[EXERCISE REQUIREMENTS] Going through the material below, please gather all lines with the word "Medicine" in them.

[SUPPLIED RECORDS]
====================
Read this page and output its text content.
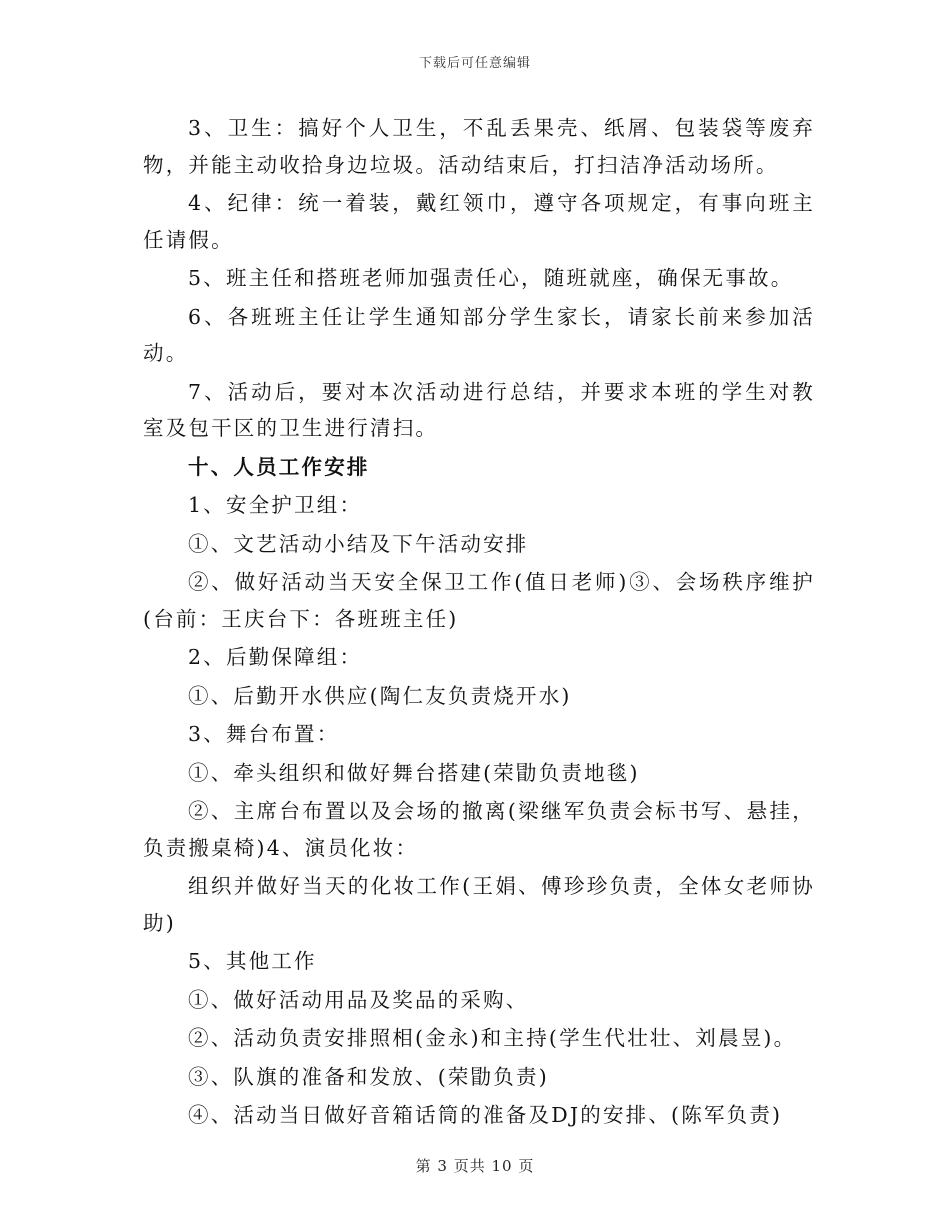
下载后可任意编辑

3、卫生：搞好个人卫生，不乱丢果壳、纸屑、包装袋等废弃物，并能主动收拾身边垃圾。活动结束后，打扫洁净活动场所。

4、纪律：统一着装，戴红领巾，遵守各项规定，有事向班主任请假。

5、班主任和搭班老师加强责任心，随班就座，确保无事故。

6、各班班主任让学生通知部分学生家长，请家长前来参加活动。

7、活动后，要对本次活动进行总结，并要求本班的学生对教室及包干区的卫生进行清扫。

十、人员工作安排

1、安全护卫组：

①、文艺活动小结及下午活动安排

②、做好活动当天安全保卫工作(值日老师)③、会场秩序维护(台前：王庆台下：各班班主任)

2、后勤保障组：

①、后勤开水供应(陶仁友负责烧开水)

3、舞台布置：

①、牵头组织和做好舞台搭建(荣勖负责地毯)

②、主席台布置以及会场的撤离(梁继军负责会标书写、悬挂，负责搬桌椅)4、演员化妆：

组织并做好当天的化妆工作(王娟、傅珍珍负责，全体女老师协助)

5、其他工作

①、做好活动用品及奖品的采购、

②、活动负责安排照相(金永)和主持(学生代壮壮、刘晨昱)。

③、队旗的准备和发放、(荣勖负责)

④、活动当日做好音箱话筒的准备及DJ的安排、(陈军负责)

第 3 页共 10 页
====================
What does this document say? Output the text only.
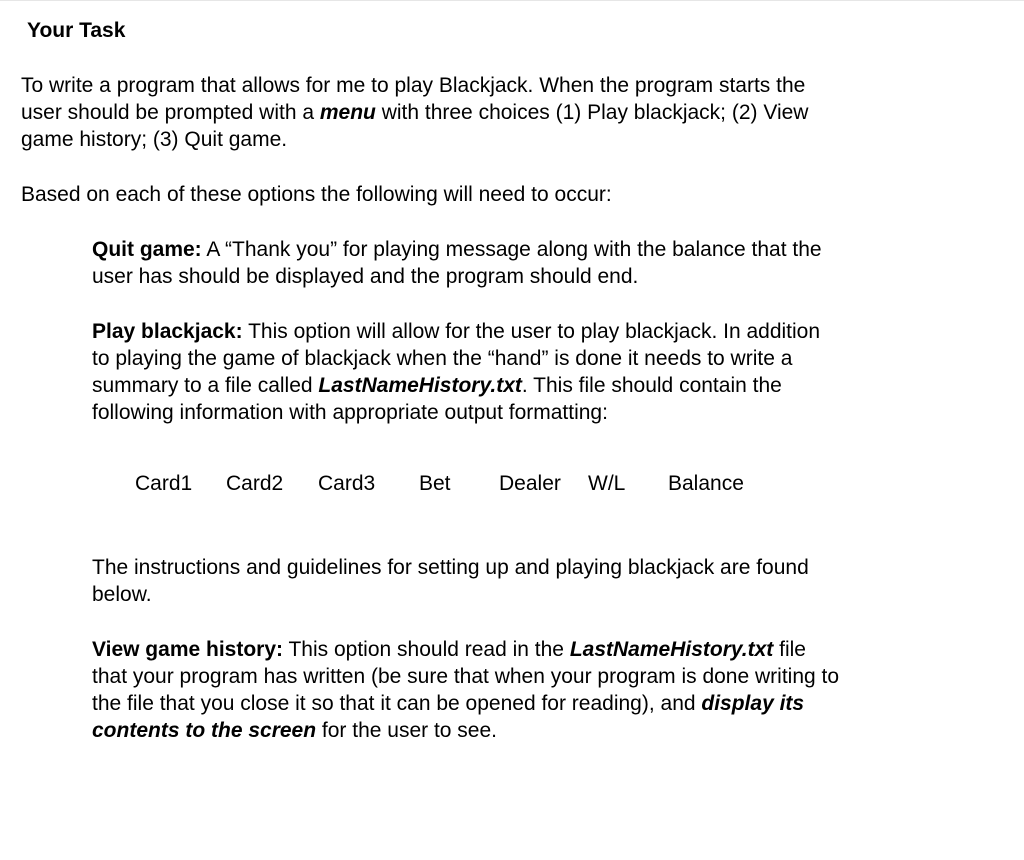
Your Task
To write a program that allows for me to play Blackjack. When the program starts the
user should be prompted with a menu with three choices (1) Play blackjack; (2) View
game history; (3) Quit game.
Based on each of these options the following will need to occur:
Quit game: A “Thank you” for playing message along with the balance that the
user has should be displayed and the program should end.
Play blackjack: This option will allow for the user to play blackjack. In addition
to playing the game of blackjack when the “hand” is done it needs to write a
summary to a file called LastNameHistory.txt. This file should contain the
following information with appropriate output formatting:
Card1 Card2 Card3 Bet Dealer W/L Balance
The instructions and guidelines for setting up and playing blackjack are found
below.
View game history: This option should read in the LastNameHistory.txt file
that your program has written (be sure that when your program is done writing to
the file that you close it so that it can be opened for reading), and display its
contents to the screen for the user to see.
====================
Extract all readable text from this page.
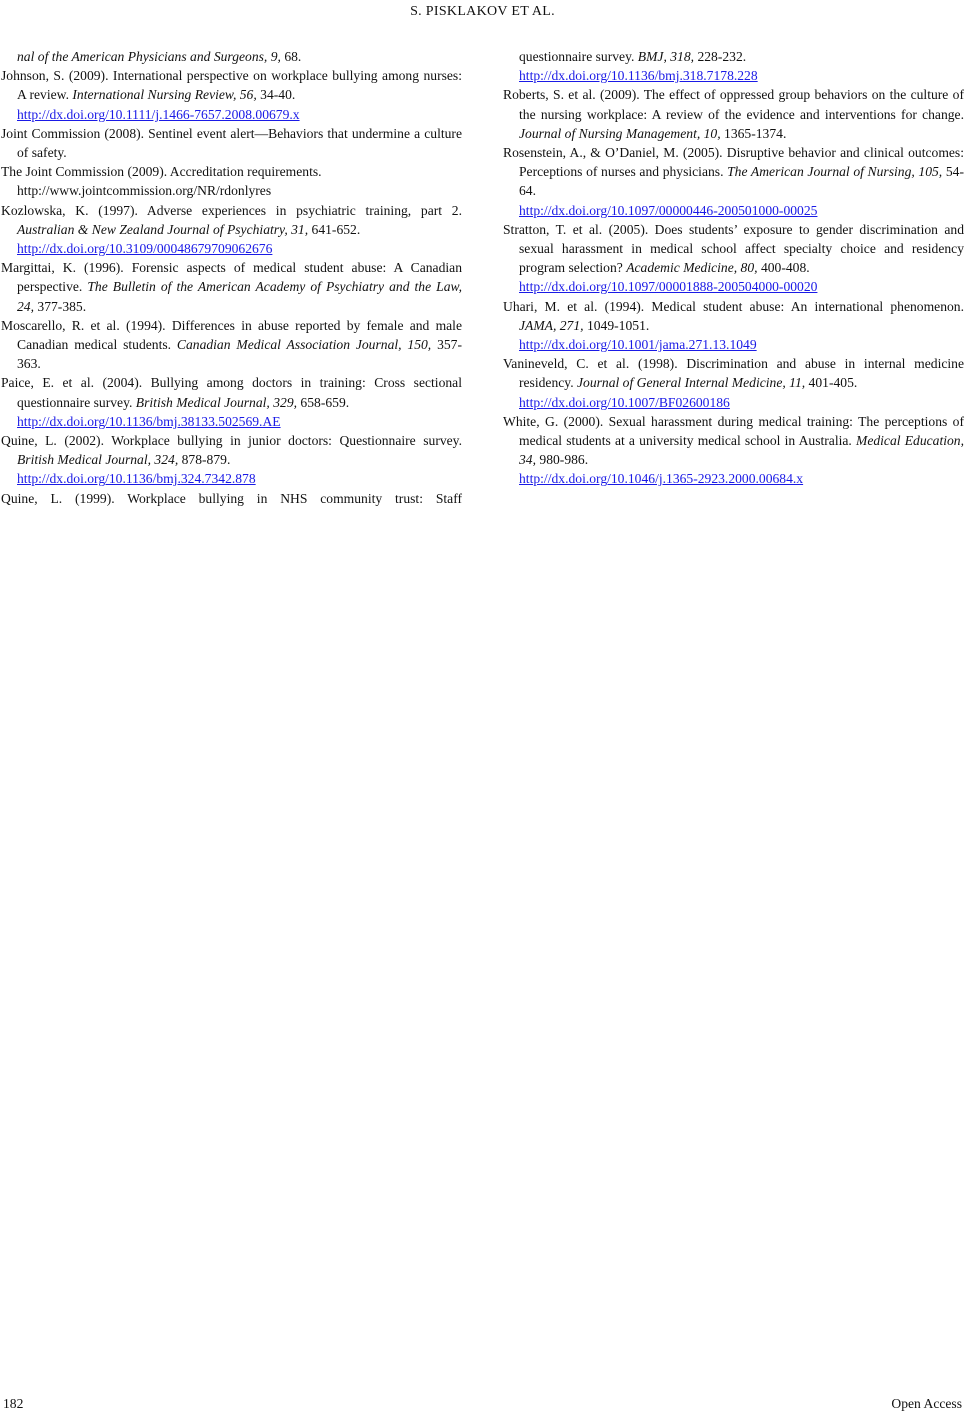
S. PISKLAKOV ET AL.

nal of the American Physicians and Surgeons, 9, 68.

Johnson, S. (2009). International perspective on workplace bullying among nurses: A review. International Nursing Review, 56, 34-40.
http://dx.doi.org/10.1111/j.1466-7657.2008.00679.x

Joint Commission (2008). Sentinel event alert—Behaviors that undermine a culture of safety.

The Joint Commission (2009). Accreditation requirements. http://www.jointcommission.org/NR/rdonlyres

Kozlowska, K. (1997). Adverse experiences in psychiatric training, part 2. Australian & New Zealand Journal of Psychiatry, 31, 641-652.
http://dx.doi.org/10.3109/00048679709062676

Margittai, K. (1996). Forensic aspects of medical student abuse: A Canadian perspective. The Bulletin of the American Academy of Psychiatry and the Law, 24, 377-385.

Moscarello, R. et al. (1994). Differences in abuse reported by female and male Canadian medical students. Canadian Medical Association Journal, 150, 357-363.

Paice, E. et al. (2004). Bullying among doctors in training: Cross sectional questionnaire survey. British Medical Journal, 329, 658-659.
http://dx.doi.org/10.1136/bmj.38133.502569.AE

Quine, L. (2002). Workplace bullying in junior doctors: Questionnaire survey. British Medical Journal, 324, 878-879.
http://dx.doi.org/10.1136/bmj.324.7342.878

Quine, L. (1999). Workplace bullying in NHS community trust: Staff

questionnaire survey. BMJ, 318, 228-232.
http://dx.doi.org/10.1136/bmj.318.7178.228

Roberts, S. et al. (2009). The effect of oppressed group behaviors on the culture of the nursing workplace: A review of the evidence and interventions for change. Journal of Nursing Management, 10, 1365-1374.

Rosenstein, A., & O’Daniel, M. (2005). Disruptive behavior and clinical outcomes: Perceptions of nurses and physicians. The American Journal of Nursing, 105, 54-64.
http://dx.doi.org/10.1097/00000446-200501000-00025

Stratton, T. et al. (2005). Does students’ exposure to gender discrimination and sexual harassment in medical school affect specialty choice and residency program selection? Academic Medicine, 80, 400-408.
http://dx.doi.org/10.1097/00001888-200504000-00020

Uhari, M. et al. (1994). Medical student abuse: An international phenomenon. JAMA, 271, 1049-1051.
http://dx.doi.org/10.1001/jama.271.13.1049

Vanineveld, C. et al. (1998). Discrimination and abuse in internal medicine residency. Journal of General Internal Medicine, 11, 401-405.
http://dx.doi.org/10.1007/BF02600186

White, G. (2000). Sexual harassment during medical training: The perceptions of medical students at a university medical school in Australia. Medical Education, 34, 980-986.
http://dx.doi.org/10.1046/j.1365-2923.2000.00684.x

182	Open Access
====================
[TASK ANSWER]
Stratton, T. et al. (2005). Does students’ exposure to gender discrimination and sexual harassment in medical school affect specialty choice and residency program selection? Academic Medicine, 80, 400-408.
Vanineveld, C. et al. (1998). Discrimination and abuse in internal medicine residency. Journal of General Internal Medicine, 11, 401-405.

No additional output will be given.